Material provided section start

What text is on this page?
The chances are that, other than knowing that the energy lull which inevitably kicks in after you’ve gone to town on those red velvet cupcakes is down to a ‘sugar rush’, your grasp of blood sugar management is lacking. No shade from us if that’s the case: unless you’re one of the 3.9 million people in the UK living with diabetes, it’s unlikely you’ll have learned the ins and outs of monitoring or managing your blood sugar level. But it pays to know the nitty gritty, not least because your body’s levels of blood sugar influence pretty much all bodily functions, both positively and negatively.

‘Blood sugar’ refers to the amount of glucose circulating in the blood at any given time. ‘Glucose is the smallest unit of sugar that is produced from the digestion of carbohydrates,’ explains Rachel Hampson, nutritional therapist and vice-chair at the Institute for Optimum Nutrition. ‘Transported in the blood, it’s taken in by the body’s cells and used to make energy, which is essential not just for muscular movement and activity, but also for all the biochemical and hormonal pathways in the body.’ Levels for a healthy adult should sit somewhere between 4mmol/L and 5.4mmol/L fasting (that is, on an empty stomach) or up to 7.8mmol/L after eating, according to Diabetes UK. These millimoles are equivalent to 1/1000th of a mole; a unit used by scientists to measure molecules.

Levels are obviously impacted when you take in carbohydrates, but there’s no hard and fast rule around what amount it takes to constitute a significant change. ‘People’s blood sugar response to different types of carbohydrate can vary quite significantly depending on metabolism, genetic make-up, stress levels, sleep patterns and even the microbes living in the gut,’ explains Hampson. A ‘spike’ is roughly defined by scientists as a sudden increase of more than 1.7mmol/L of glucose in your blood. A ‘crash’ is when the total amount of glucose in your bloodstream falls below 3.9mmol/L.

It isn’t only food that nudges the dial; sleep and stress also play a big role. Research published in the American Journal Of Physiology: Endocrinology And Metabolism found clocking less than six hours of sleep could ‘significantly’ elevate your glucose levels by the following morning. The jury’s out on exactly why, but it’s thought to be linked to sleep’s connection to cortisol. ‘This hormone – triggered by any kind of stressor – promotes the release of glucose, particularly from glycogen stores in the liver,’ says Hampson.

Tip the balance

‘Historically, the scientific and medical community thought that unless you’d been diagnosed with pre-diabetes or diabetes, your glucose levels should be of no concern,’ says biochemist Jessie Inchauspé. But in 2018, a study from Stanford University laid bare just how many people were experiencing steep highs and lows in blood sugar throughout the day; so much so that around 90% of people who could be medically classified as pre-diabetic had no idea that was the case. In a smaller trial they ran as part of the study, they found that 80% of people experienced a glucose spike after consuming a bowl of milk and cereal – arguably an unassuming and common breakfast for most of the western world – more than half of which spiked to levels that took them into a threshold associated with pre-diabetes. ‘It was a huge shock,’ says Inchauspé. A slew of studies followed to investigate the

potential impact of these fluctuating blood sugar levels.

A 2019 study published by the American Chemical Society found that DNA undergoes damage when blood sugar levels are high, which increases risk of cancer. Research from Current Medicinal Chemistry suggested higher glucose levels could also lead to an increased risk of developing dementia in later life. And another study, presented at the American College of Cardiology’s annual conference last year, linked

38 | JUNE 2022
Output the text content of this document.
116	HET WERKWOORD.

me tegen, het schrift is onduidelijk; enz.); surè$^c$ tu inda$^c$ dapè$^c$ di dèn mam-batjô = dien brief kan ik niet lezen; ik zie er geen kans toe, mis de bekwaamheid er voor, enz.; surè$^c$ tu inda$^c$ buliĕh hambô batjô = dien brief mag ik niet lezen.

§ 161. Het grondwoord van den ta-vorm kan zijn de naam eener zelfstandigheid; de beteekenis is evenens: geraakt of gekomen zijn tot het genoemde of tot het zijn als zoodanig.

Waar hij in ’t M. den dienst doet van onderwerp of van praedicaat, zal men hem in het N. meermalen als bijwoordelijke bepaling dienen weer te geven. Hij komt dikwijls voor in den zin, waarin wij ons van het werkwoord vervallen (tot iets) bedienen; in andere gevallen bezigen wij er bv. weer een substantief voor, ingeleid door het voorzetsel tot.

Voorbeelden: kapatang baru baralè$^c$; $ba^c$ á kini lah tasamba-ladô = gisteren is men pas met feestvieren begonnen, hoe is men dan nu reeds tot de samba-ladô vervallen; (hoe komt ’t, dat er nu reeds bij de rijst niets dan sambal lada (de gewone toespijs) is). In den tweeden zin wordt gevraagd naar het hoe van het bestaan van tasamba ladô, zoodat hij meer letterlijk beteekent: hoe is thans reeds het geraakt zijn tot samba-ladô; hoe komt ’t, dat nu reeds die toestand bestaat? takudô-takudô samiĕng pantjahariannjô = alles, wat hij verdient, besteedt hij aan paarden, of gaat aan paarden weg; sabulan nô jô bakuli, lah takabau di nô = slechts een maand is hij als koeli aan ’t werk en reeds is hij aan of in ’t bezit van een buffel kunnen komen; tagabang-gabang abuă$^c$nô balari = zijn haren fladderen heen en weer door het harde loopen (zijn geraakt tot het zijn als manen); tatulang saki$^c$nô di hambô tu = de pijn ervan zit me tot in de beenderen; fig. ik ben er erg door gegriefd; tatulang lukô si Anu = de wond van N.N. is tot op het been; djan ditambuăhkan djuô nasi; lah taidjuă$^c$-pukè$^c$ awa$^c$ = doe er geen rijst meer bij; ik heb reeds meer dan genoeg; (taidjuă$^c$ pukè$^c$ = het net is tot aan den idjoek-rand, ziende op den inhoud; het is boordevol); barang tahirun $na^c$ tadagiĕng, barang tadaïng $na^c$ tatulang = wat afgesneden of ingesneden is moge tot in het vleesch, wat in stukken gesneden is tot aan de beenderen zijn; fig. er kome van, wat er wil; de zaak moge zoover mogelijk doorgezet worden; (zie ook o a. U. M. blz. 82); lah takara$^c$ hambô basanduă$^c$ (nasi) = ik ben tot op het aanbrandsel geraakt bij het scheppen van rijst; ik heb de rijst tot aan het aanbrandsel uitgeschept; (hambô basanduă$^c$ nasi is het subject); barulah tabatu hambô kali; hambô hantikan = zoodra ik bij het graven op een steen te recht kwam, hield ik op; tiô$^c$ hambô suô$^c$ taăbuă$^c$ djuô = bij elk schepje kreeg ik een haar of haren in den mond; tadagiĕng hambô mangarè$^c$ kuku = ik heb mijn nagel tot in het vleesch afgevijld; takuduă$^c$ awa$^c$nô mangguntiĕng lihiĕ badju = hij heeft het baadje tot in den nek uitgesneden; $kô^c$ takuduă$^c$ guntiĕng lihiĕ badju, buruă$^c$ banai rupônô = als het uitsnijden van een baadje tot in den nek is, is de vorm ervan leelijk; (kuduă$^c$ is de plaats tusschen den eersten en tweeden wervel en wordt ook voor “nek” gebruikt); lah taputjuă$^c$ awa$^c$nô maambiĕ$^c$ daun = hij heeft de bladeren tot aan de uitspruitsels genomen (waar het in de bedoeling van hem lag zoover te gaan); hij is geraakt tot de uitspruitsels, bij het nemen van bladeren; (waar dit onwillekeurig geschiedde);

Material provided section end

◆ **What is expected**
Using the data above, return each line exactly as written.

◆ **Result of this exercise**
What text is on this page?
The chances are that, other than knowing that the energy lull which inevitably kicks in after you’ve gone to town on those red velvet cupcakes is down to a ‘sugar rush’, your grasp of blood sugar management is lacking. No shade from us if that’s the case: unless you’re one of the 3.9 million people in the UK living with diabetes, it’s unlikely you’ll have learned the ins and outs of monitoring or managing your blood sugar level. But it pays to know the nitty gritty, not least because your body’s levels of blood sugar influence pretty much all bodily functions, both positively and negatively.

‘Blood sugar’ refers to the amount of glucose circulating in the blood at any given time. ‘Glucose is the smallest unit of sugar that is produced from the digestion of carbohydrates,’ explains Rachel Hampson, nutritional therapist and vice-chair at the Institute for Optimum Nutrition. ‘Transported in the blood, it’s taken in by the body’s cells and used to make energy, which is essential not just for muscular movement and activity, but also for all the biochemical and hormonal pathways in the body.’ Levels for a healthy adult should sit somewhere between 4mmol/L and 5.4mmol/L fasting (that is, on an empty stomach) or up to 7.8mmol/L after eating, according to Diabetes UK. These millimoles are equivalent to 1/1000th of a mole; a unit used by scientists to measure molecules.

Levels are obviously impacted when you take in carbohydrates, but there’s no hard and fast rule around what amount it takes to constitute a significant change. ‘People’s blood sugar response to different types of carbohydrate can vary quite significantly depending on metabolism, genetic make-up, stress levels, sleep patterns and even the microbes living in the gut,’ explains Hampson. A ‘spike’ is roughly defined by scientists as a sudden increase of more than 1.7mmol/L of glucose in your blood. A ‘crash’ is when the total amount of glucose in your bloodstream falls below 3.9mmol/L.

It isn’t only food that nudges the dial; sleep and stress also play a big role. Research published in the American Journal Of Physiology: Endocrinology And Metabolism found clocking less than six hours of sleep could ‘significantly’ elevate your glucose levels by the following morning. The jury’s out on exactly why, but it’s thought to be linked to sleep’s connection to cortisol. ‘This hormone – triggered by any kind of stressor – promotes the release of glucose, particularly from glycogen stores in the liver,’ says Hampson.

Tip the balance

‘Historically, the scientific and medical community thought that unless you’d been diagnosed with pre-diabetes or diabetes, your glucose levels should be of no concern,’ says biochemist Jessie Inchauspé. But in 2018, a study from Stanford University laid bare just how many people were experiencing steep highs and lows in blood sugar throughout the day; so much so that around 90% of people who could be medically classified as pre-diabetic had no idea that was the case. In a smaller trial they ran as part of the study, they found that 80% of people experienced a glucose spike after consuming a bowl of milk and cereal – arguably an unassuming and common breakfast for most of the western world – more than half of which spiked to levels that took them into a threshold associated with pre-diabetes. ‘It was a huge shock,’ says Inchauspé. A slew of studies followed to investigate the

potential impact of these fluctuating blood sugar levels.

A 2019 study published by the American Chemical Society found that DNA undergoes damage when blood sugar levels are high, which increases risk of cancer. Research from Current Medicinal Chemistry suggested higher glucose levels could also lead to an increased risk of developing dementia in later life. And another study, presented at the American College of Cardiology’s annual conference last year, linked

38 | JUNE 2022
Output the text content of this document.
116	HET WERKWOORD.

me tegen, het schrift is onduidelijk; enz.); surè$^c$ tu inda$^c$ dapè$^c$ di dèn mam-batjô = dien brief kan ik niet lezen; ik zie er geen kans toe, mis de bekwaamheid er voor, enz.; surè$^c$ tu inda$^c$ buliĕh hambô batjô = dien brief mag ik niet lezen.

§ 161. Het grondwoord van den ta-vorm kan zijn de naam eener zelfstandigheid; de beteekenis is evenens: geraakt of gekomen zijn tot het genoemde of tot het zijn als zoodanig.

Waar hij in ’t M. den dienst doet van onderwerp of van praedicaat, zal men hem in het N. meermalen als bijwoordelijke bepaling dienen weer te geven. Hij komt dikwijls voor in den zin, waarin wij ons van het werkwoord vervallen (tot iets) bedienen; in andere gevallen bezigen wij er bv. weer een substantief voor, ingeleid door het voorzetsel tot.

Voorbeelden: kapatang baru baralè$^c$; $ba^c$ á kini lah tasamba-ladô = gisteren is men pas met feestvieren begonnen, hoe is men dan nu reeds tot de samba-ladô vervallen; (hoe komt ’t, dat er nu reeds bij de rijst niets dan sambal lada (de gewone toespijs) is). In den tweeden zin wordt gevraagd naar het hoe van het bestaan van tasamba ladô, zoodat hij meer letterlijk beteekent: hoe is thans reeds het geraakt zijn tot samba-ladô; hoe komt ’t, dat nu reeds die toestand bestaat? takudô-takudô samiĕng pantjahariannjô = alles, wat hij verdient, besteedt hij aan paarden, of gaat aan paarden weg; sabulan nô jô bakuli, lah takabau di nô = slechts een maand is hij als koeli aan ’t werk en reeds is hij aan of in ’t bezit van een buffel kunnen komen; tagabang-gabang abuă$^c$nô balari = zijn haren fladderen heen en weer door het harde loopen (zijn geraakt tot het zijn als manen); tatulang saki$^c$nô di hambô tu = de pijn ervan zit me tot in de beenderen; fig. ik ben er erg door gegriefd; tatulang lukô si Anu = de wond van N.N. is tot op het been; djan ditambuăhkan djuô nasi; lah taidjuă$^c$-pukè$^c$ awa$^c$ = doe er geen rijst meer bij; ik heb reeds meer dan genoeg; (taidjuă$^c$ pukè$^c$ = het net is tot aan den idjoek-rand, ziende op den inhoud; het is boordevol); barang tahirun $na^c$ tadagiĕng, barang tadaïng $na^c$ tatulang = wat afgesneden of ingesneden is moge tot in het vleesch, wat in stukken gesneden is tot aan de beenderen zijn; fig. er kome van, wat er wil; de zaak moge zoover mogelijk doorgezet worden; (zie ook o a. U. M. blz. 82); lah takara$^c$ hambô basanduă$^c$ (nasi) = ik ben tot op het aanbrandsel geraakt bij het scheppen van rijst; ik heb de rijst tot aan het aanbrandsel uitgeschept; (hambô basanduă$^c$ nasi is het subject); barulah tabatu hambô kali; hambô hantikan = zoodra ik bij het graven op een steen te recht kwam, hield ik op; tiô$^c$ hambô suô$^c$ taăbuă$^c$ djuô = bij elk schepje kreeg ik een haar of haren in den mond; tadagiĕng hambô mangarè$^c$ kuku = ik heb mijn nagel tot in het vleesch afgevijld; takuduă$^c$ awa$^c$nô mangguntiĕng lihiĕ badju = hij heeft het baadje tot in den nek uitgesneden; $kô^c$ takuduă$^c$ guntiĕng lihiĕ badju, buruă$^c$ banai rupônô = als het uitsnijden van een baadje tot in den nek is, is de vorm ervan leelijk; (kuduă$^c$ is de plaats tusschen den eersten en tweeden wervel en wordt ook voor “nek” gebruikt); lah taputjuă$^c$ awa$^c$nô maambiĕ$^c$ daun = hij heeft de bladeren tot aan de uitspruitsels genomen (waar het in de bedoeling van hem lag zoover te gaan); hij is geraakt tot de uitspruitsels, bij het nemen van bladeren; (waar dit onwillekeurig geschiedde);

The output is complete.